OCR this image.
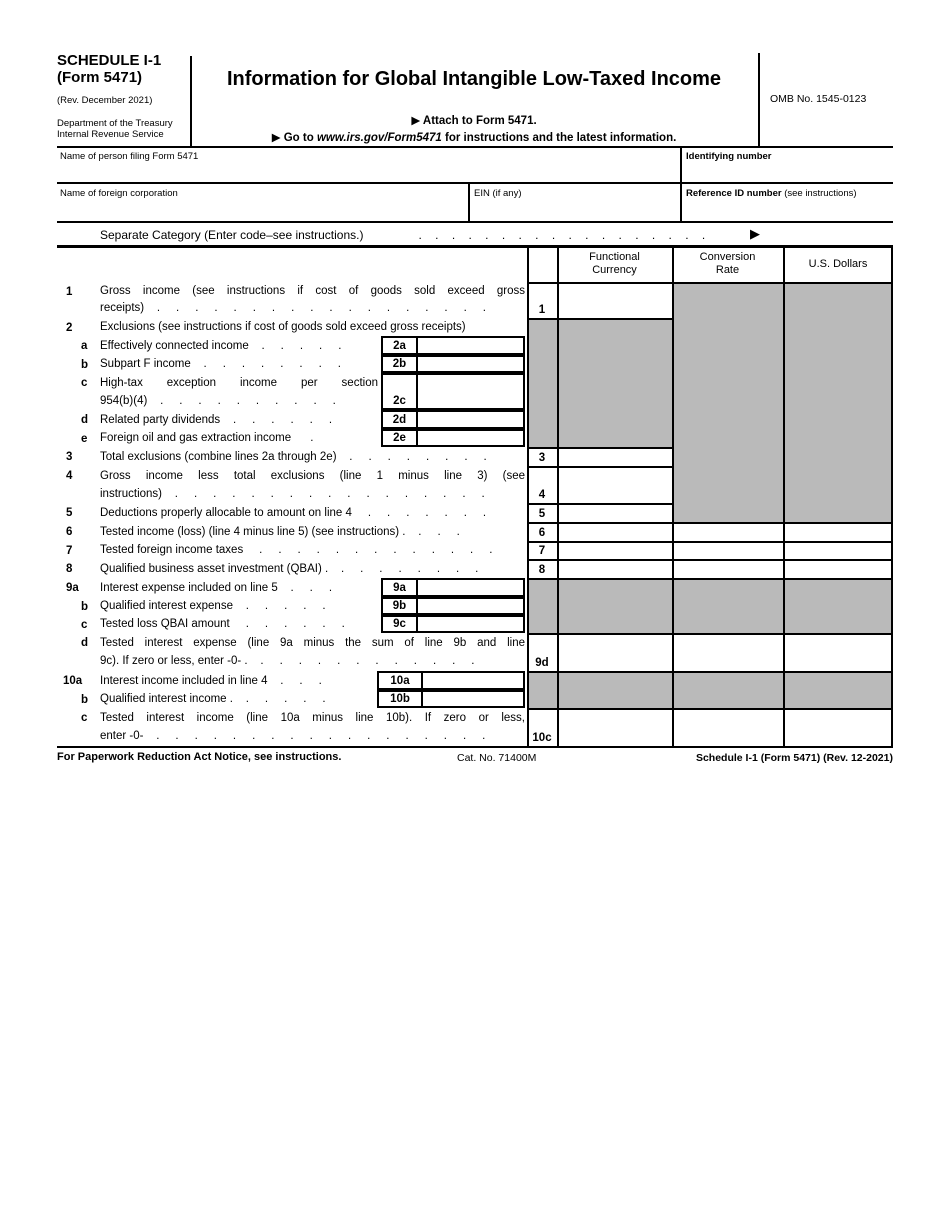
SCHEDULE I-1
(Form 5471)
(Rev. December 2021)
Department of the Treasury
Internal Revenue Service
Information for Global Intangible Low-Taxed Income
▶ Attach to Form 5471.
▶ Go to www.irs.gov/Form5471 for instructions and the latest information.
OMB No. 1545-0123
Name of person filing Form 5471	Identifying number
Name of foreign corporation	EIN (if any)	Reference ID number (see instructions)
Separate Category (Enter code–see instructions.)	.    .    .    .    .    .    .    .    .    .    .    .    .    .    .    .    .    .	▶
Functional
Currency
Conversion
Rate	U.S. Dollars
1 Gross income (see instructions if cost of goods sold exceed gross
receipts)    .     .     .     .     .     .     .     .     .     .     .     .     .     .     .     .     .     .	1
2 Exclusions (see instructions if cost of goods sold exceed gross receipts)
a Effectively connected income    .     .     .     .     .	2a
b Subpart F income    .     .     .     .     .     .     .     .	2b
c High-tax exception income per section
954(b)(4)    .     .     .     .     .     .     .     .     .     .	2c
d Related party dividends    .     .     .     .     .     .	2d
e Foreign oil and gas extraction income      .	2e
3 Total exclusions (combine lines 2a through 2e)    .     .     .     .     .     .     .     .	3
4 Gross income less total exclusions (line 1 minus line 3) (see
instructions)    .     .     .     .     .     .     .     .     .     .     .     .     .     .     .     .     .	4
5 Deductions properly allocable to amount on line 4     .     .     .     .     .     .     .	5
6 Tested income (loss) (line 4 minus line 5) (see instructions) .    .     .     .	6
7 Tested foreign income taxes     .     .     .     .     .     .     .     .     .     .     .     .     .	7
8 Qualified business asset investment (QBAI) .    .     .     .     .     .     .     .     .	8
9a Interest expense included on line 5    .     .     .	9a
b Qualified interest expense    .     .     .     .     .	9b
c Tested loss QBAI amount     .     .     .     .     .     .	9c
d Tested interest expense (line 9a minus the sum of line 9b and line
9c). If zero or less, enter -0- .    .     .     .     .     .     .     .     .     .     .     .     .	9d
10a Interest income included in line 4    .     .     .	10a
b Qualified interest income .    .     .     .     .     .	10b
c Tested interest income (line 10a minus line 10b). If zero or less,
enter -0-    .     .     .     .     .     .     .     .     .     .     .     .     .     .     .     .     .     .	10c
For Paperwork Reduction Act Notice, see instructions.	Cat. No. 71400M	Schedule I-1 (Form 5471) (Rev. 12-2021)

┄┄┄┄┄┄┄┄┄┄┄┄┄┄┄┄┄┄┄┄

SET PROBLEM - Transcribe the records verbatim and omit the images.

RESULT OF THIS TASK -
OCR this image.
SCHEDULE I-1
(Form 5471)
(Rev. December 2021)
Department of the Treasury
Internal Revenue Service
Information for Global Intangible Low-Taxed Income
▶ Attach to Form 5471.
▶ Go to www.irs.gov/Form5471 for instructions and the latest information.
OMB No. 1545-0123
Name of person filing Form 5471	Identifying number
Name of foreign corporation	EIN (if any)	Reference ID number (see instructions)
Separate Category (Enter code–see instructions.)	.    .    .    .    .    .    .    .    .    .    .    .    .    .    .    .    .    .	▶
Functional
Currency
Conversion
Rate	U.S. Dollars
1 Gross income (see instructions if cost of goods sold exceed gross
receipts)    .     .     .     .     .     .     .     .     .     .     .     .     .     .     .     .     .     .	1
2 Exclusions (see instructions if cost of goods sold exceed gross receipts)
a Effectively connected income    .     .     .     .     .	2a
b Subpart F income    .     .     .     .     .     .     .     .	2b
c High-tax exception income per section
954(b)(4)    .     .     .     .     .     .     .     .     .     .	2c
d Related party dividends    .     .     .     .     .     .	2d
e Foreign oil and gas extraction income      .	2e
3 Total exclusions (combine lines 2a through 2e)    .     .     .     .     .     .     .     .	3
4 Gross income less total exclusions (line 1 minus line 3) (see
instructions)    .     .     .     .     .     .     .     .     .     .     .     .     .     .     .     .     .	4
5 Deductions properly allocable to amount on line 4     .     .     .     .     .     .     .	5
6 Tested income (loss) (line 4 minus line 5) (see instructions) .    .     .     .	6
7 Tested foreign income taxes     .     .     .     .     .     .     .     .     .     .     .     .     .	7
8 Qualified business asset investment (QBAI) .    .     .     .     .     .     .     .     .	8
9a Interest expense included on line 5    .     .     .	9a
b Qualified interest expense    .     .     .     .     .	9b
c Tested loss QBAI amount     .     .     .     .     .     .	9c
d Tested interest expense (line 9a minus the sum of line 9b and line
9c). If zero or less, enter -0- .    .     .     .     .     .     .     .     .     .     .     .     .	9d
10a Interest income included in line 4    .     .     .	10a
b Qualified interest income .    .     .     .     .     .	10b
c Tested interest income (line 10a minus line 10b). If zero or less,
enter -0-    .     .     .     .     .     .     .     .     .     .     .     .     .     .     .     .     .     .	10c
For Paperwork Reduction Act Notice, see instructions.	Cat. No. 71400M	Schedule I-1 (Form 5471) (Rev. 12-2021)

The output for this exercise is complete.